▸ **SHORT PROBLEM**
Report how many lines hold the word "Altitude"; give nothing but the number.
..........
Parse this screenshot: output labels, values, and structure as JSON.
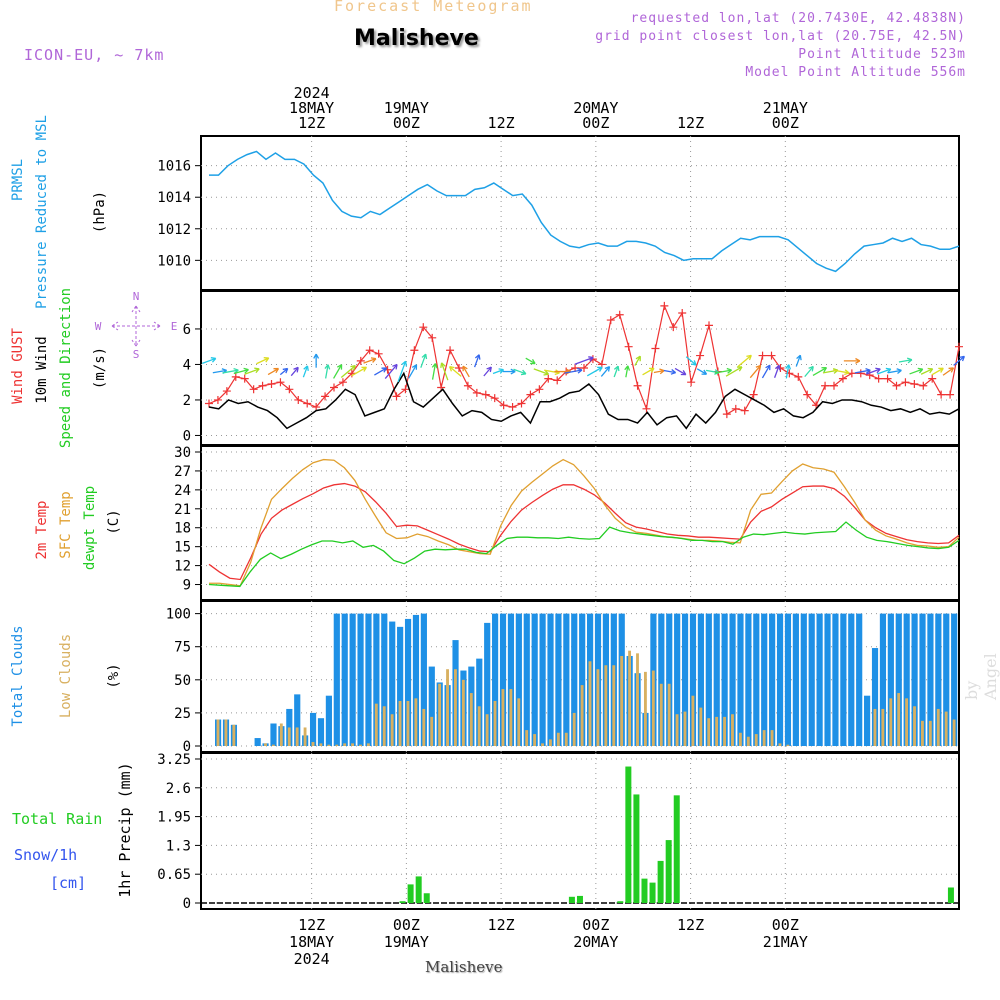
{
  "header": {
    "title": "Forecast Meteogram",
    "location": "Malisheve",
    "model": "ICON-EU, ~ 7km",
    "requested": "requested lon,lat (20.7430E, 42.4838N)",
    "grid_point": "grid point closest lon,lat (20.75E, 42.5N)",
    "point_alt": "Point Altitude 523m",
    "model_alt": "Model Point Altitude 556m"
  },
  "footer": {
    "location": "Malisheve",
    "watermark": "by Angel"
  },
  "colors": {
    "pressure": "#1ea0e6",
    "gust": "#ee3333",
    "wind": "#000000",
    "t2m": "#ee3333",
    "sfc": "#e0a030",
    "dewpt": "#22cc22",
    "total_cloud": "#1e90e6",
    "low_cloud": "#d8b060",
    "precip": "#22cc22",
    "purple": "#b066d8"
  },
  "chart_data": [
    {
      "type": "line",
      "panel": "pressure",
      "ylabel_lines": [
        "PRMSL",
        "Pressure Reduced to MSL"
      ],
      "unit": "(hPa)",
      "ylim": [
        1008.5,
        1017.5
      ],
      "yticks": [
        1010,
        1012,
        1014,
        1016
      ],
      "grid": true,
      "series": [
        {
          "values": [
            1015.4,
            1015.4,
            1016,
            1016.4,
            1016.7,
            1016.9,
            1016.4,
            1016.8,
            1016.4,
            1016.4,
            1016.1,
            1015.4,
            1014.9,
            1013.8,
            1013.1,
            1012.8,
            1012.7,
            1013.1,
            1012.9,
            1013.3,
            1013.7,
            1014.1,
            1014.5,
            1014.8,
            1014.4,
            1014.1,
            1014.1,
            1014.1,
            1014.5,
            1014.6,
            1014.9,
            1014.5,
            1014.1,
            1014.2,
            1013.5,
            1012.4,
            1011.6,
            1011.2,
            1010.9,
            1010.8,
            1011.0,
            1011.1,
            1010.9,
            1010.9,
            1011.2,
            1011.2,
            1011.1,
            1010.9,
            1010.5,
            1010.3,
            1010.0,
            1010.1,
            1010.1,
            1010.1,
            1010.6,
            1011.0,
            1011.4,
            1011.3,
            1011.5,
            1011.5,
            1011.5,
            1011.3,
            1010.8,
            1010.3,
            1009.8,
            1009.5,
            1009.3,
            1009.8,
            1010.4,
            1010.9,
            1011.0,
            1011.1,
            1011.4,
            1011.2,
            1011.4,
            1011.0,
            1010.9,
            1010.7,
            1010.7,
            1010.9
          ]
        }
      ]
    },
    {
      "type": "line",
      "panel": "wind",
      "ylabel_lines": [
        "Wind GUST",
        "10m Wind",
        "Speed and Direction"
      ],
      "unit": "(m/s)",
      "compass": {
        "n": "N",
        "s": "S",
        "e": "E",
        "w": "W"
      },
      "ylim": [
        -0.2,
        7.8
      ],
      "yticks": [
        0,
        2,
        4,
        6
      ],
      "grid": true,
      "series": [
        {
          "name": "Wind GUST",
          "values": [
            1.8,
            2.0,
            2.5,
            3.3,
            3.2,
            2.6,
            2.8,
            2.9,
            3.0,
            2.6,
            2.0,
            1.8,
            1.6,
            2.2,
            2.7,
            3.0,
            3.5,
            4.2,
            4.8,
            4.6,
            3.7,
            2.2,
            2.6,
            4.8,
            6.1,
            5.5,
            2.7,
            4.8,
            3.8,
            2.8,
            2.4,
            2.3,
            2.1,
            1.7,
            1.6,
            1.8,
            2.3,
            2.6,
            3.2,
            3.1,
            3.6,
            3.8,
            3.8,
            4.3,
            4.0,
            6.5,
            6.8,
            5.0,
            2.8,
            1.5,
            4.9,
            7.3,
            6.1,
            6.9,
            3.0,
            4.5,
            6.2,
            3.6,
            1.2,
            1.5,
            1.4,
            2.3,
            4.5,
            4.5,
            3.8,
            3.5,
            3.3,
            2.3,
            1.7,
            2.8,
            2.8,
            3.2,
            3.5,
            3.5,
            3.4,
            3.2,
            3.2,
            2.8,
            3.0,
            2.9,
            2.8,
            3.2,
            2.3,
            2.3,
            5.0
          ]
        },
        {
          "name": "10m Wind",
          "values": [
            1.6,
            1.5,
            2.0,
            1.8,
            1.9,
            1.6,
            1.4,
            1.0,
            0.4,
            0.7,
            1.0,
            1.4,
            1.5,
            2.0,
            2.6,
            2.3,
            1.1,
            1.3,
            1.5,
            2.6,
            3.5,
            1.9,
            1.6,
            2.1,
            2.6,
            1.8,
            1.1,
            1.4,
            1.3,
            0.9,
            0.8,
            1.1,
            1.3,
            0.7,
            1.9,
            1.9,
            2.1,
            2.4,
            2.5,
            2.9,
            2.3,
            1.2,
            0.9,
            0.9,
            0.7,
            1.3,
            0.6,
            1.0,
            1.1,
            0.4,
            1.2,
            0.7,
            1.3,
            2.2,
            2.6,
            2.3,
            2.0,
            1.7,
            1.3,
            1.5,
            1.1,
            1.0,
            1.3,
            1.9,
            1.8,
            2.0,
            2.0,
            1.9,
            1.7,
            1.6,
            1.4,
            1.5,
            1.3,
            1.5,
            1.2,
            1.3,
            1.2,
            1.5
          ]
        }
      ],
      "wind_arrow_directions_deg": [
        250,
        260,
        260,
        255,
        250,
        245,
        240,
        230,
        220,
        200,
        180,
        190,
        210,
        230,
        240,
        250,
        240,
        220,
        200,
        210,
        200,
        190,
        160,
        130,
        150,
        200,
        220,
        250,
        270,
        290,
        300,
        290,
        280,
        270,
        260,
        250,
        240,
        220,
        200,
        190,
        210,
        240,
        260,
        280,
        300,
        310,
        300,
        280,
        260,
        240,
        230,
        220,
        210,
        200,
        190,
        200,
        220,
        240,
        260,
        280,
        270,
        260,
        250,
        250,
        260,
        260,
        250,
        245,
        240,
        235,
        230
      ]
    },
    {
      "type": "line",
      "panel": "temperature",
      "ylabel_lines": [
        "2m Temp",
        "SFC Temp",
        "dewpt Temp"
      ],
      "unit": "(C)",
      "ylim": [
        7.5,
        30
      ],
      "yticks": [
        9,
        12,
        15,
        18,
        21,
        24,
        27,
        30
      ],
      "grid": true,
      "series": [
        {
          "name": "2m Temp",
          "values": [
            12.2,
            11.0,
            10.0,
            9.8,
            13.2,
            17.0,
            19.5,
            20.8,
            21.7,
            22.6,
            23.4,
            24.3,
            24.8,
            25.0,
            24.6,
            23.7,
            22.1,
            20.3,
            18.2,
            18.4,
            18.3,
            17.6,
            16.9,
            16.2,
            15.4,
            14.8,
            14.3,
            14.2,
            16.8,
            19.0,
            20.8,
            22.0,
            23.1,
            24.1,
            24.8,
            24.8,
            24.1,
            23.2,
            21.9,
            20.3,
            18.8,
            18.1,
            17.8,
            17.4,
            17.0,
            16.8,
            16.7,
            16.5,
            16.5,
            16.4,
            16.3,
            16.2,
            18.9,
            20.6,
            21.3,
            22.5,
            23.5,
            24.5,
            24.6,
            24.6,
            24.2,
            23.0,
            21.2,
            19.2,
            18.0,
            17.1,
            16.6,
            16.1,
            15.8,
            15.6,
            15.5,
            15.6,
            16.8
          ]
        },
        {
          "name": "SFC Temp",
          "values": [
            9.2,
            9.2,
            9.0,
            8.8,
            12.5,
            18.0,
            22.5,
            24.2,
            25.8,
            27.2,
            28.3,
            28.8,
            28.7,
            27.5,
            25.5,
            22.5,
            19.8,
            17.2,
            16.3,
            16.4,
            17.0,
            16.6,
            15.9,
            15.3,
            14.5,
            14.2,
            13.9,
            13.8,
            18.3,
            21.5,
            23.8,
            25.2,
            26.5,
            27.8,
            28.8,
            28.0,
            26.2,
            24.2,
            21.6,
            19.5,
            18.1,
            17.3,
            17.1,
            16.8,
            16.5,
            16.4,
            16.2,
            16.0,
            16.0,
            15.9,
            15.7,
            15.6,
            20.8,
            23.3,
            23.5,
            25.3,
            27.0,
            28.1,
            27.5,
            27.3,
            26.8,
            24.5,
            22.0,
            19.2,
            17.6,
            16.7,
            16.2,
            15.6,
            15.2,
            15.1,
            14.9,
            15.0,
            16.5
          ]
        },
        {
          "name": "dewpt Temp",
          "values": [
            9.0,
            8.9,
            8.8,
            8.7,
            11.0,
            13.0,
            14.0,
            13.1,
            13.8,
            14.6,
            15.3,
            15.9,
            15.9,
            15.6,
            15.9,
            14.9,
            15.2,
            14.3,
            12.8,
            12.3,
            13.2,
            14.3,
            14.6,
            14.5,
            14.6,
            14.6,
            14.1,
            13.9,
            15.2,
            16.3,
            16.5,
            16.5,
            16.4,
            16.4,
            16.3,
            16.5,
            16.3,
            16.2,
            16.3,
            18.1,
            17.5,
            17.2,
            17.0,
            16.8,
            16.6,
            16.5,
            16.3,
            16.0,
            16.0,
            15.8,
            15.8,
            15.4,
            16.5,
            17.0,
            16.9,
            17.1,
            17.3,
            17.1,
            17.0,
            17.2,
            17.3,
            17.4,
            18.9,
            17.6,
            16.5,
            16.0,
            15.8,
            15.5,
            15.2,
            15.0,
            14.8,
            14.7,
            14.9,
            16.0
          ]
        }
      ]
    },
    {
      "type": "bar",
      "panel": "clouds",
      "ylabel_lines": [
        "Total Clouds",
        "Low Clouds"
      ],
      "unit": "(%)",
      "ylim": [
        0,
        105
      ],
      "yticks": [
        0,
        25,
        50,
        75,
        100
      ],
      "grid": true,
      "series": [
        {
          "name": "Total Clouds",
          "values": [
            20,
            20,
            16,
            0,
            0,
            6,
            2,
            17,
            15,
            28,
            39,
            8,
            25,
            21,
            38,
            100,
            100,
            100,
            100,
            100,
            100,
            100,
            94,
            90,
            96,
            99,
            100,
            60,
            48,
            46,
            80,
            57,
            60,
            66,
            93,
            100,
            100,
            100,
            100,
            100,
            100,
            100,
            100,
            100,
            100,
            100,
            100,
            100,
            100,
            100,
            100,
            100,
            68,
            55,
            25,
            100,
            100,
            100,
            100,
            100,
            100,
            100,
            100,
            100,
            100,
            100,
            100,
            100,
            100,
            100,
            100,
            100,
            100,
            100,
            100,
            100,
            100,
            100,
            100,
            100,
            100,
            100,
            38,
            74,
            100,
            100,
            100,
            100,
            100,
            100,
            100,
            100,
            100,
            100
          ]
        },
        {
          "name": "Low Clouds",
          "values": [
            20,
            20,
            16,
            0,
            0,
            2,
            1,
            17,
            14,
            14,
            3,
            2,
            1,
            1,
            2,
            1,
            2,
            32,
            30,
            24,
            34,
            36,
            28,
            22,
            47,
            58,
            50,
            40,
            30,
            24,
            34,
            43,
            36,
            12,
            9,
            2,
            5,
            10,
            25,
            46,
            64,
            58,
            61,
            68,
            72,
            70,
            56,
            57,
            47,
            24,
            26,
            38,
            29,
            21,
            22,
            24,
            10,
            7,
            9,
            12,
            2,
            1,
            0,
            0,
            0,
            0,
            0,
            0,
            0,
            0,
            0,
            28,
            36,
            40,
            36,
            30,
            19,
            28,
            26,
            20
          ]
        }
      ]
    },
    {
      "type": "bar",
      "panel": "precip",
      "ylabel_left": [
        "Total Rain",
        "Snow/1h",
        "[cm]"
      ],
      "ylabel": "1hr Precip (mm)",
      "ylim": [
        0,
        3.25
      ],
      "yticks": [
        "0",
        "0.65",
        "1.3",
        "1.95",
        "2.6",
        "3.25"
      ],
      "grid": true,
      "series": [
        {
          "name": "Total Rain",
          "values_by_hour": {
            "24": 0.04,
            "25": 0.42,
            "26": 0.6,
            "27": 0.22,
            "45": 0.14,
            "46": 0.16,
            "51": 0.04,
            "52": 3.08,
            "53": 2.45,
            "54": 0.55,
            "55": 0.46,
            "56": 0.95,
            "57": 1.42,
            "58": 2.43,
            "92": 0.35
          }
        }
      ]
    }
  ],
  "time_axis": {
    "start_label_top": [
      "2024",
      "18MAY",
      "12Z"
    ],
    "top_labels": [
      {
        "lines": [
          "2024",
          "18MAY",
          "12Z"
        ]
      },
      {
        "lines": [
          "19MAY",
          "00Z"
        ]
      },
      {
        "lines": [
          "12Z"
        ]
      },
      {
        "lines": [
          "20MAY",
          "00Z"
        ]
      },
      {
        "lines": [
          "12Z"
        ]
      },
      {
        "lines": [
          "21MAY",
          "00Z"
        ]
      }
    ],
    "bottom_labels": [
      {
        "lines": [
          "12Z",
          "18MAY",
          "2024"
        ]
      },
      {
        "lines": [
          "00Z",
          "19MAY"
        ]
      },
      {
        "lines": [
          "12Z"
        ]
      },
      {
        "lines": [
          "00Z",
          "20MAY"
        ]
      },
      {
        "lines": [
          "12Z"
        ]
      },
      {
        "lines": [
          "00Z",
          "21MAY"
        ]
      }
    ]
  }
}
..........
▸ **REPLY**
2